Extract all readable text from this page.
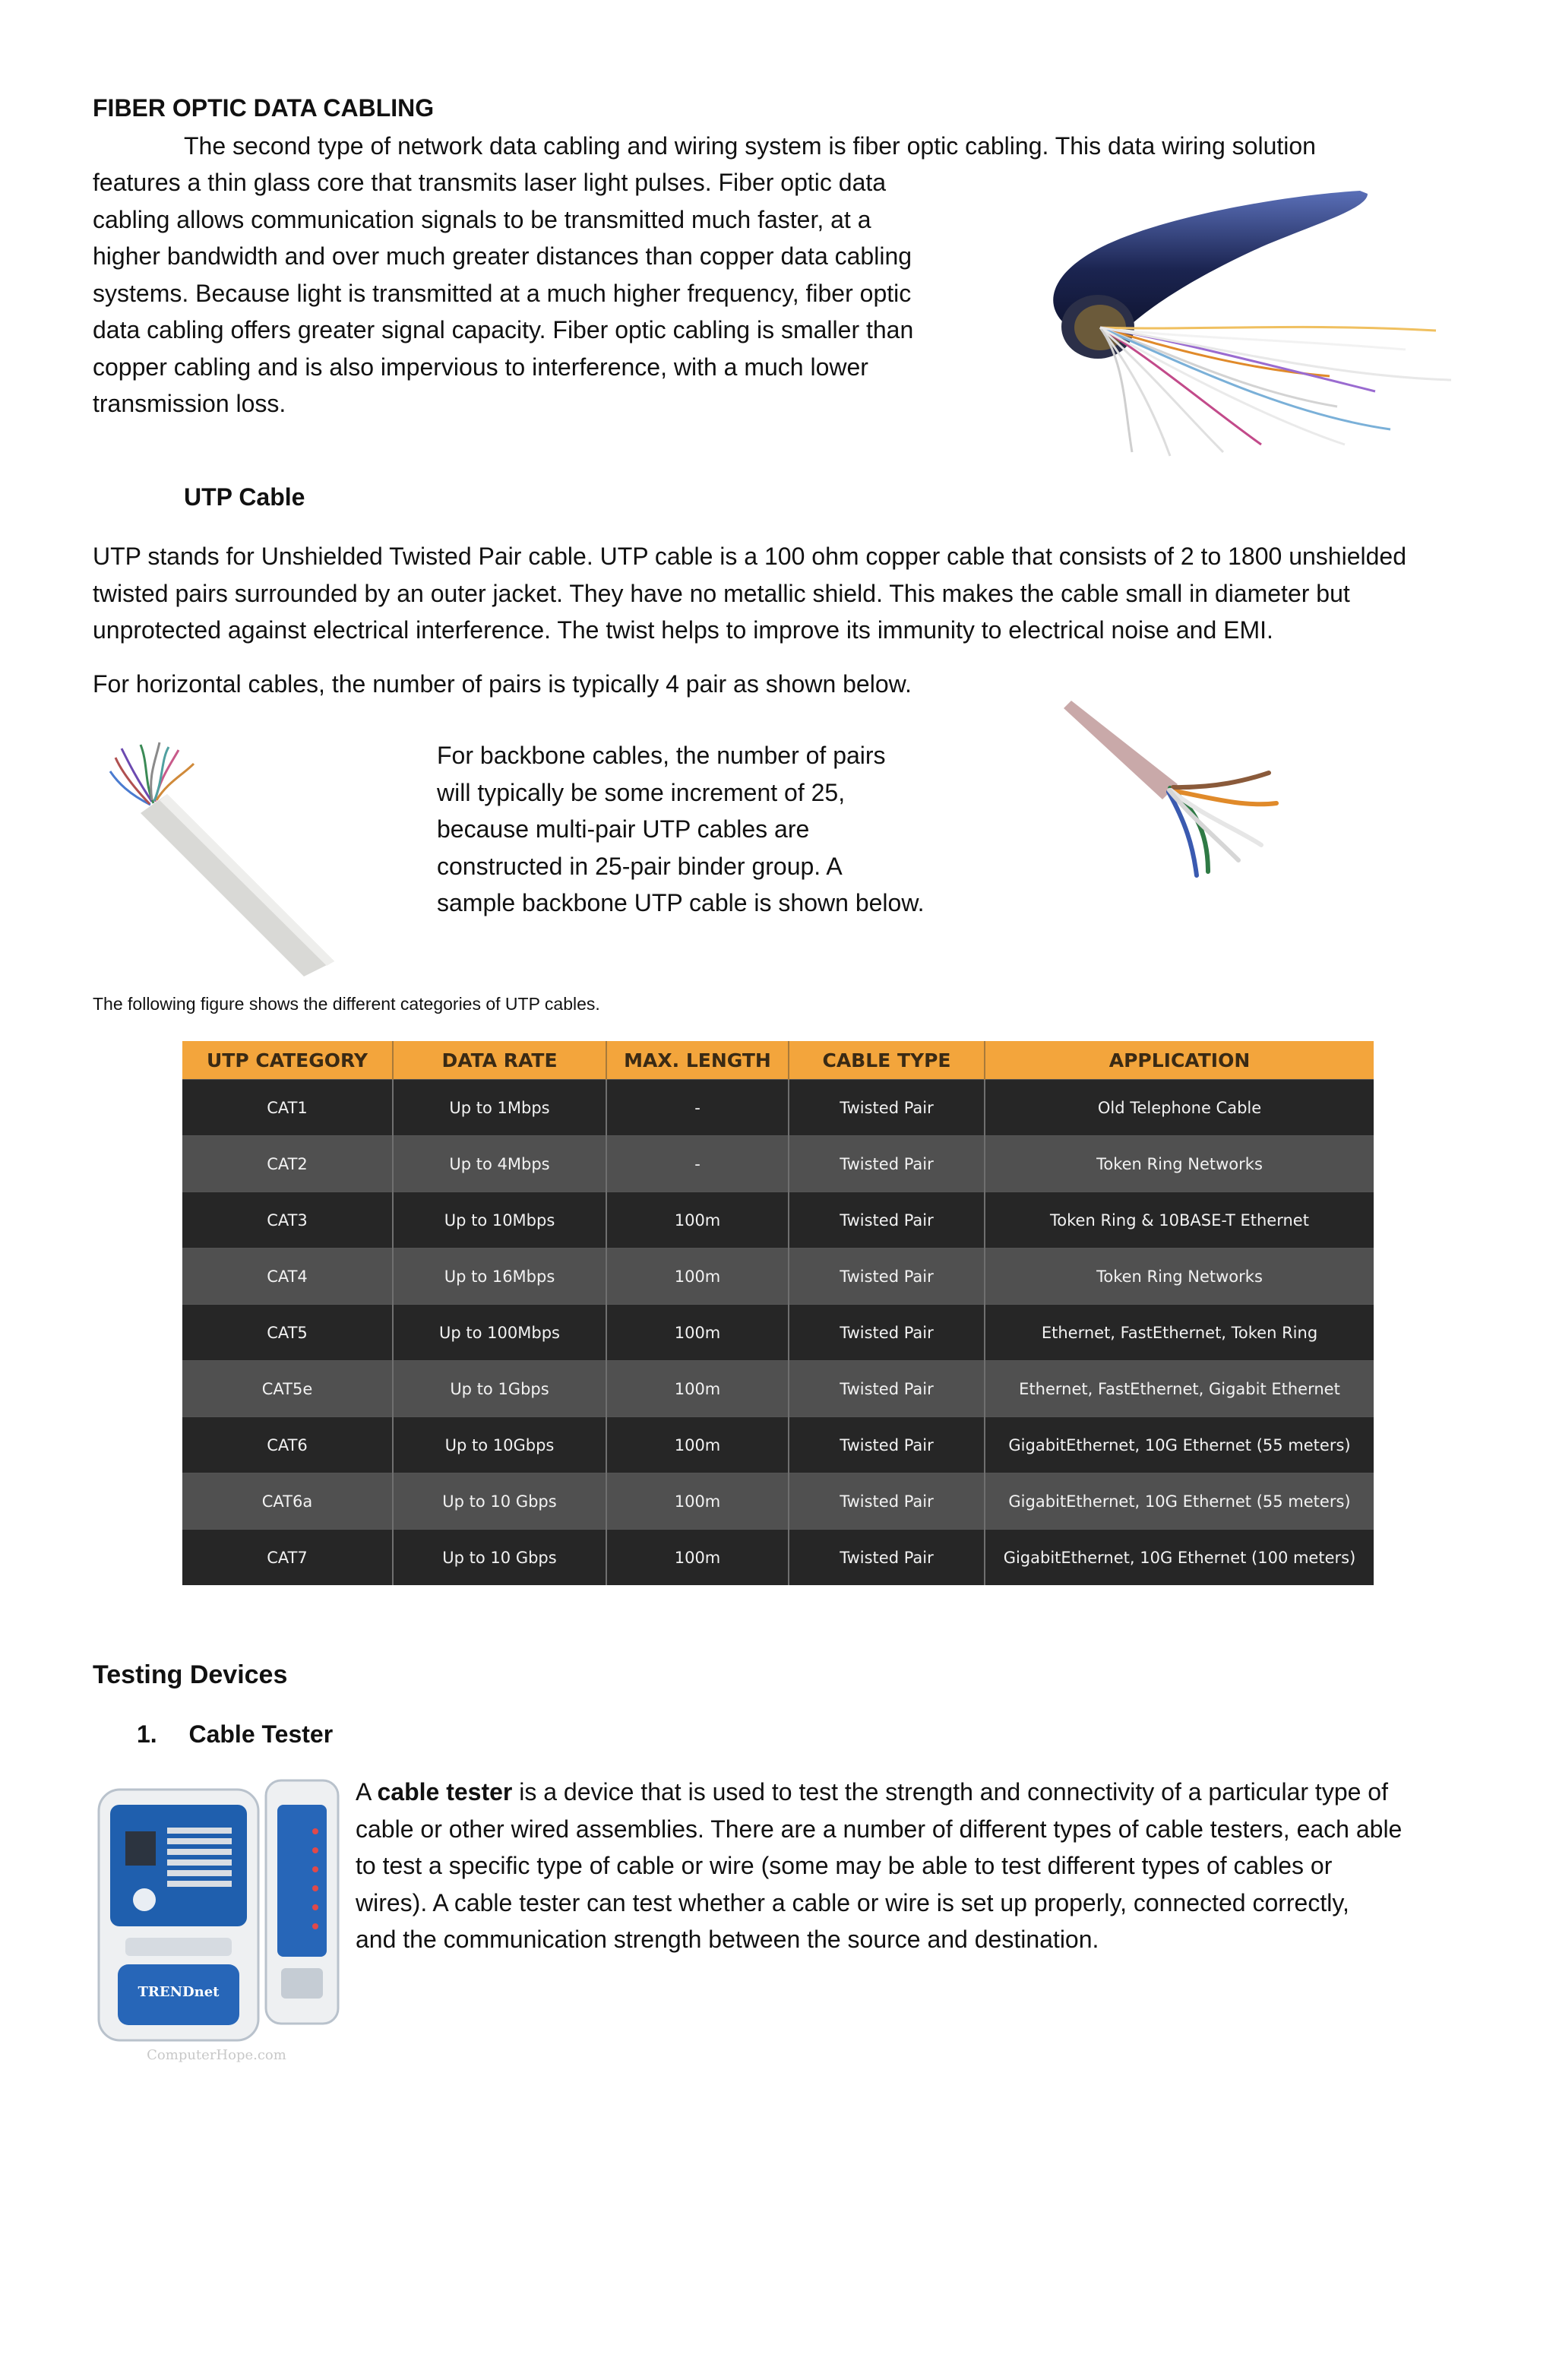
FIBER OPTIC DATA CABLING
The second type of network data cabling and wiring system is fiber optic cabling. This data wiring solution
features a thin glass core that transmits laser light pulses. Fiber optic data
cabling allows communication signals to be transmitted much faster, at a
higher bandwidth and over much greater distances than copper data cabling
systems. Because light is transmitted at a much higher frequency, fiber optic
data cabling offers greater signal capacity. Fiber optic cabling is smaller than
copper cabling and is also impervious to interference, with a much lower
transmission loss.
UTP Cable
UTP stands for Unshielded Twisted Pair cable. UTP cable is a 100 ohm copper cable that consists of 2 to 1800 unshielded
twisted pairs surrounded by an outer jacket. They have no metallic shield. This makes the cable small in diameter but
unprotected against electrical interference. The twist helps to improve its immunity to electrical noise and EMI.
For horizontal cables, the number of pairs is typically 4 pair as shown below.
For backbone cables, the number of pairs
will typically be some increment of 25,
because multi-pair UTP cables are
constructed in 25-pair binder group. A
sample backbone UTP cable is shown below.
The following figure shows the different categories of UTP cables.
UTP CATEGORY	DATA RATE	MAX. LENGTH	CABLE TYPE	APPLICATION
CAT1	Up to 1Mbps	-	Twisted Pair	Old Telephone Cable
CAT2	Up to 4Mbps	-	Twisted Pair	Token Ring Networks
CAT3	Up to 10Mbps	100m	Twisted Pair	Token Ring & 10BASE-T Ethernet
CAT4	Up to 16Mbps	100m	Twisted Pair	Token Ring Networks
CAT5	Up to 100Mbps	100m	Twisted Pair	Ethernet, FastEthernet, Token Ring
CAT5e	Up to 1Gbps	100m	Twisted Pair	Ethernet, FastEthernet, Gigabit Ethernet
CAT6	Up to 10Gbps	100m	Twisted Pair	GigabitEthernet, 10G Ethernet (55 meters)
CAT6a	Up to 10 Gbps	100m	Twisted Pair	GigabitEthernet, 10G Ethernet (55 meters)
CAT7	Up to 10 Gbps	100m	Twisted Pair	GigabitEthernet, 10G Ethernet (100 meters)
Testing Devices
1. Cable Tester
TRENDnet
ComputerHope.com
A cable tester is a device that is used to test the strength and connectivity of a particular type of
cable or other wired assemblies. There are a number of different types of cable testers, each able
to test a specific type of cable or wire (some may be able to test different types of cables or
wires). A cable tester can test whether a cable or wire is set up properly, connected correctly,
and the communication strength between the source and destination.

:::::

* _TASK GOAL_
Write out every record above exactly as it stands, but leave out the pictures.

* _ANSWER TO THIS TASK_
Extract all readable text from this page.
FIBER OPTIC DATA CABLING
The second type of network data cabling and wiring system is fiber optic cabling. This data wiring solution
features a thin glass core that transmits laser light pulses. Fiber optic data
cabling allows communication signals to be transmitted much faster, at a
higher bandwidth and over much greater distances than copper data cabling
systems. Because light is transmitted at a much higher frequency, fiber optic
data cabling offers greater signal capacity. Fiber optic cabling is smaller than
copper cabling and is also impervious to interference, with a much lower
transmission loss.
UTP Cable
UTP stands for Unshielded Twisted Pair cable. UTP cable is a 100 ohm copper cable that consists of 2 to 1800 unshielded
twisted pairs surrounded by an outer jacket. They have no metallic shield. This makes the cable small in diameter but
unprotected against electrical interference. The twist helps to improve its immunity to electrical noise and EMI.
For horizontal cables, the number of pairs is typically 4 pair as shown below.
For backbone cables, the number of pairs
will typically be some increment of 25,
because multi-pair UTP cables are
constructed in 25-pair binder group. A
sample backbone UTP cable is shown below.
The following figure shows the different categories of UTP cables.
UTP CATEGORY	DATA RATE	MAX. LENGTH	CABLE TYPE	APPLICATION
CAT1	Up to 1Mbps	-	Twisted Pair	Old Telephone Cable
CAT2	Up to 4Mbps	-	Twisted Pair	Token Ring Networks
CAT3	Up to 10Mbps	100m	Twisted Pair	Token Ring & 10BASE-T Ethernet
CAT4	Up to 16Mbps	100m	Twisted Pair	Token Ring Networks
CAT5	Up to 100Mbps	100m	Twisted Pair	Ethernet, FastEthernet, Token Ring
CAT5e	Up to 1Gbps	100m	Twisted Pair	Ethernet, FastEthernet, Gigabit Ethernet
CAT6	Up to 10Gbps	100m	Twisted Pair	GigabitEthernet, 10G Ethernet (55 meters)
CAT6a	Up to 10 Gbps	100m	Twisted Pair	GigabitEthernet, 10G Ethernet (55 meters)
CAT7	Up to 10 Gbps	100m	Twisted Pair	GigabitEthernet, 10G Ethernet (100 meters)
Testing Devices
1. Cable Tester
TRENDnet
ComputerHope.com
A cable tester is a device that is used to test the strength and connectivity of a particular type of
cable or other wired assemblies. There are a number of different types of cable testers, each able
to test a specific type of cable or wire (some may be able to test different types of cables or
wires). A cable tester can test whether a cable or wire is set up properly, connected correctly,
and the communication strength between the source and destination.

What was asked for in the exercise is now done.